• Directions for this task:
Every line of the material is to be repeated exactly as it stands.

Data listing
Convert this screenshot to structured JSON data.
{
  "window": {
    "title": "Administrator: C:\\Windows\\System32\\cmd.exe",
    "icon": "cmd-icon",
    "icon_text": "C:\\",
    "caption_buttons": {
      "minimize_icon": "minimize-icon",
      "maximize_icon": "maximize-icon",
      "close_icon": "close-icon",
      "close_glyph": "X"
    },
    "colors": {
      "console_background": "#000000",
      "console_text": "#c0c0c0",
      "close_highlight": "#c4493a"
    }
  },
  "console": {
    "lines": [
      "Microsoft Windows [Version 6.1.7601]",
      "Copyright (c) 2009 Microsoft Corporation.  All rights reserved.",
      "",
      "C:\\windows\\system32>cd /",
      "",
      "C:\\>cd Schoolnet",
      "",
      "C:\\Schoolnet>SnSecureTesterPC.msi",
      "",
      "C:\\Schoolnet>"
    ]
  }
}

• Reply:
Convert this screenshot to structured JSON data.
{
  "window": {
    "title": "Administrator: C:\\Windows\\System32\\cmd.exe",
    "icon": "cmd-icon",
    "icon_text": "C:\\",
    "caption_buttons": {
      "minimize_icon": "minimize-icon",
      "maximize_icon": "maximize-icon",
      "close_icon": "close-icon",
      "close_glyph": "X"
    },
    "colors": {
      "console_background": "#000000",
      "console_text": "#c0c0c0",
      "close_highlight": "#c4493a"
    }
  },
  "console": {
    "lines": [
      "Microsoft Windows [Version 6.1.7601]",
      "Copyright (c) 2009 Microsoft Corporation.  All rights reserved.",
      "",
      "C:\\windows\\system32>cd /",
      "",
      "C:\\>cd Schoolnet",
      "",
      "C:\\Schoolnet>SnSecureTesterPC.msi",
      "",
      "C:\\Schoolnet>"
    ]
  }
}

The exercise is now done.